→ **Set task**: Using the entries that follow, collect the lines where the word "kézikönyv" appears.

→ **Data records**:
━━━
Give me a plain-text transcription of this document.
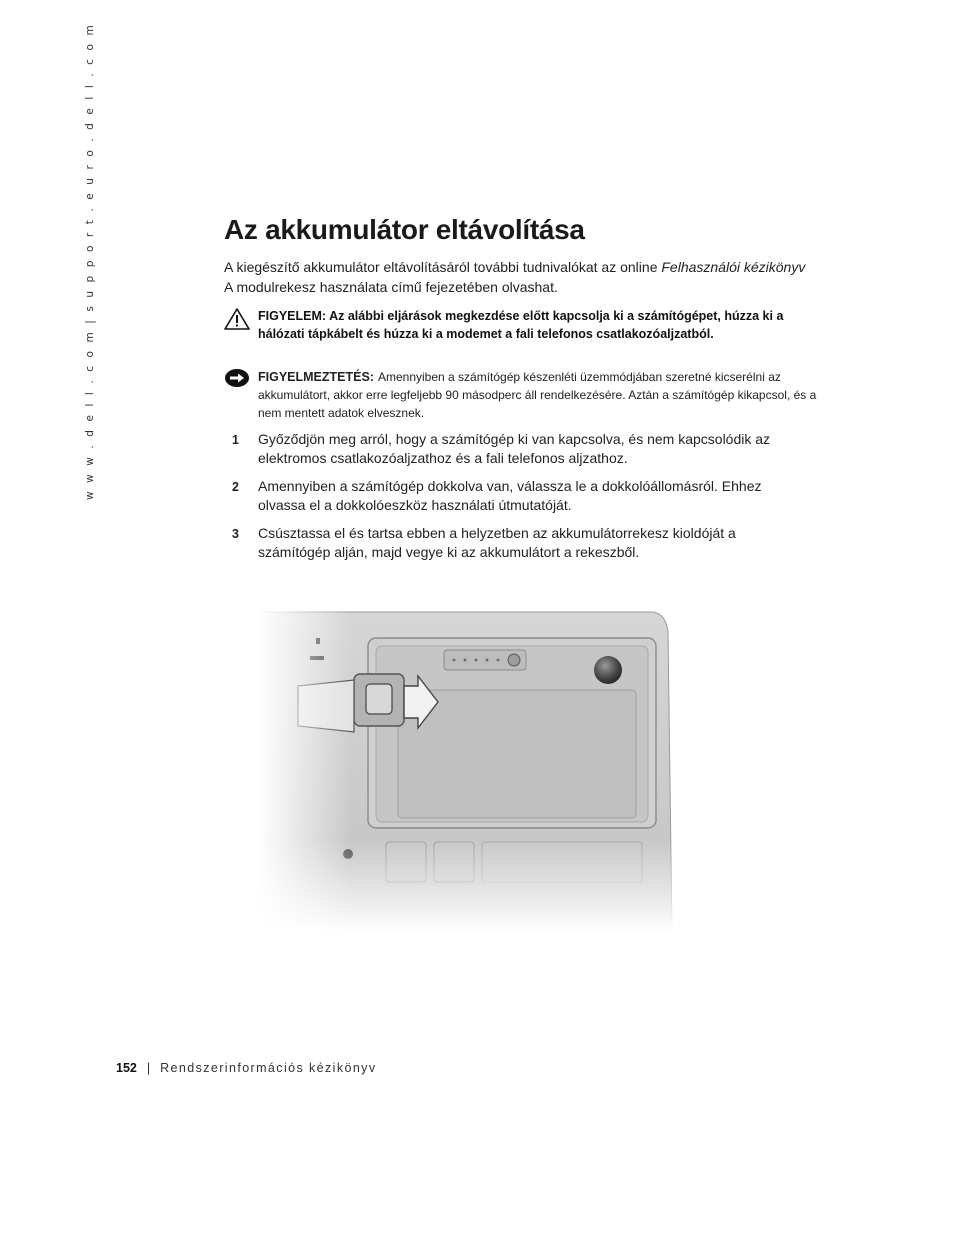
w w w . d e l l . c o m | s u p p o r t . e u r o . d e l l . c o m	Az akkumulátor eltávolítása

A kiegészítő akkumulátor eltávolításáról további tudnivalókat az online Felhasználói kézikönyv A modulrekesz használata című fejezetében olvashat.

FIGYELEM: Az alábbi eljárások megkezdése előtt kapcsolja ki a számítógépet, húzza ki a hálózati tápkábelt és húzza ki a modemet a fali telefonos csatlakozóaljzatból.
FIGYELMEZTETÉS: Amennyiben a számítógép készenléti üzemmódjában szeretné kicserélni az akkumulátort, akkor erre legfeljebb 90 másodperc áll rendelkezésére. Aztán a számítógép kikapcsol, és a nem mentett adatok elvesznek.
1 Győződjön meg arról, hogy a számítógép ki van kapcsolva, és nem kapcsolódik az elektromos csatlakozóaljzathoz és a fali telefonos aljzathoz.
2 Amennyiben a számítógép dokkolva van, válassza le a dokkolóállomásról. Ehhez olvassa el a dokkolóeszköz használati útmutatóját.
3 Csúsztassa el és tartsa ebben a helyzetben az akkumulátorrekesz kioldóját a számítógép alján, majd vegye ki az akkumulátort a rekeszből.
152 | Rendszerinformációs kézikönyv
━━━
→ **Result**:
A kiegészítő akkumulátor eltávolításáról további tudnivalókat az online Felhasználói kézikönyv A modulrekesz használata című fejezetében olvashat.
152 | Rendszerinformációs kézikönyv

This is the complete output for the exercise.